======== Wybrany fragment ========
Strach przed biblioteką. Cyfrową

Henryk Hollender

Założycielom bibliotek cyfrowych trudno dziś namówić większość autorów, by przekazywali swoje dzieła do bezpłatnej publikacji w Internecie. Na ogół trzeba się zresztą dogadywać nie tylko z twórcą, ale i z wydawcą pracy drukowanej i niektórzy to potrafią, a inni nie. Zgoda, zgoda, nauka będzie otwarta. Ale dlaczego ja mam nie dostać moich stu złotych?

W świecie nauki skierowanie pracy do otwartego obiegu internetowego – choćby po poddaniu jej najsurowszym recenzjom – wpływa na ogół dodatnio na jej poczytność, co może (wyniki badań nie są na razie jednoznaczne) prowadzić do zwiększenia cytowalności. Dla polskiej nauki, jeśli rozumieć ją jako korpus piśmiennictwa, powinno to być przedmiotem najdzikszego pożądania. Ale ugruntowany w polskiej świadomości wzorzec bycia autorem wyklucza takie emocje. Wolimy po dawnemu mieć wydawcę, który sprzeda produkt naszego intelektu docelowemu odbiorcy, działającemu indywidualnie lub reprezentowanemu przez instytucję, np. uczelnię, pomnażającą swoje zasoby biblioteczne. Sprzeda i podzieli się zyskiem z twórcą. A niechby i zysku nie było, milej zwalić wszystko na trudny rynek i niszowy temat niż tak po prostu wypuścić w otchłań Internetu. Nam wszystkim, którzy sprzedają – tanio bo tanio, ale jednak – swoje prace naukowe, trudno przestawić się na dominującą w świecie zasadę, że wynagrodzenie, jakie autor otrzymuje od wydawcy, niwelują opłaty, jakie ten wydawca musi pobrać od autora, aby pracę opublikować i skierować do dystrybucji. Zwłaszcza wysokie – jak słyszymy – są koszty recenzji. W sumie obie płatności znoszą się wzajemnie i bilans wychodzi na zero. Albo i nie – i wówczas to wydawca oczekuje honorarium od autora.
======== Wyciąg z danych ========
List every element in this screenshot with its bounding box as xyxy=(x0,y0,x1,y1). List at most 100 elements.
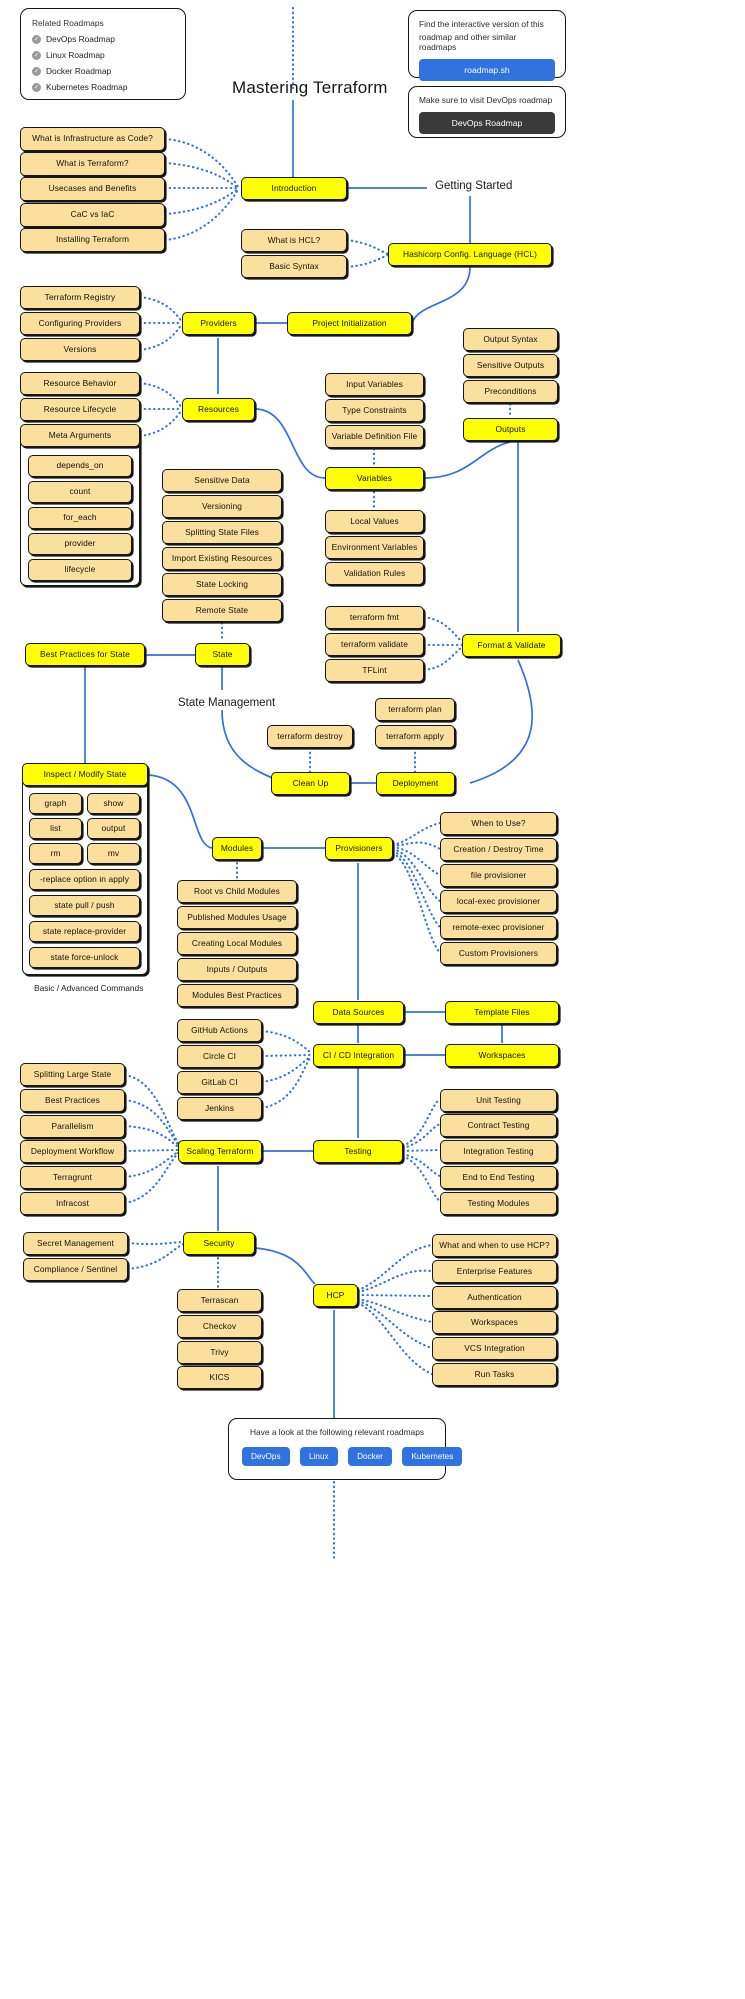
========
§ **Treść polecenia**
Podejmij tekst o bibliotekach cyfrowych i autorach prac naukowych, pisząc dalszy ciąg od jego ostatniego zdania.

§ **Odpowiedź**
Komercyjne i otwarte

Każdy autor ma prawo powiedzieć, że pisanie to praca, poprzedzona inną pracą – badawczą. Za prowadzenie badań otrzymuje jednak jakieś wynagrodzenie, pytanie tylko, czy pobory nauczyciela akademickiego lub dotacja na konkretne przedsięwzięcie badawcze mają także obejmować żmudny proces nadawania wynikom badań postaci tekstu. W krajach zamożniejszych, szczodrzej wynagradzających swoich badaczy, odpowiedź jest twierdząca, choć zdarza się przecież spotkać ludzi narzekających – zwłaszcza wtedy, gdy pracodawca uznaje, że na udział w konferencjach też już u niego zarobili. Ale i coraz częściej zdarza się wpisane w warunki zatrudnienia oczekiwanie, że wyniki swojej pracy uczony będzie publikował w otwartym repozytorium. Szermierze otwartej nauki, otwartej książki, kultury otwartej czy „szerokopasmowej” uczynili już z tych tzw. mandatów znak rozpoznawczy swojej kampanii, nie wygląda jednak, by polskie instytucje spieszyły się z wkroczeniem na tę ścieżkę.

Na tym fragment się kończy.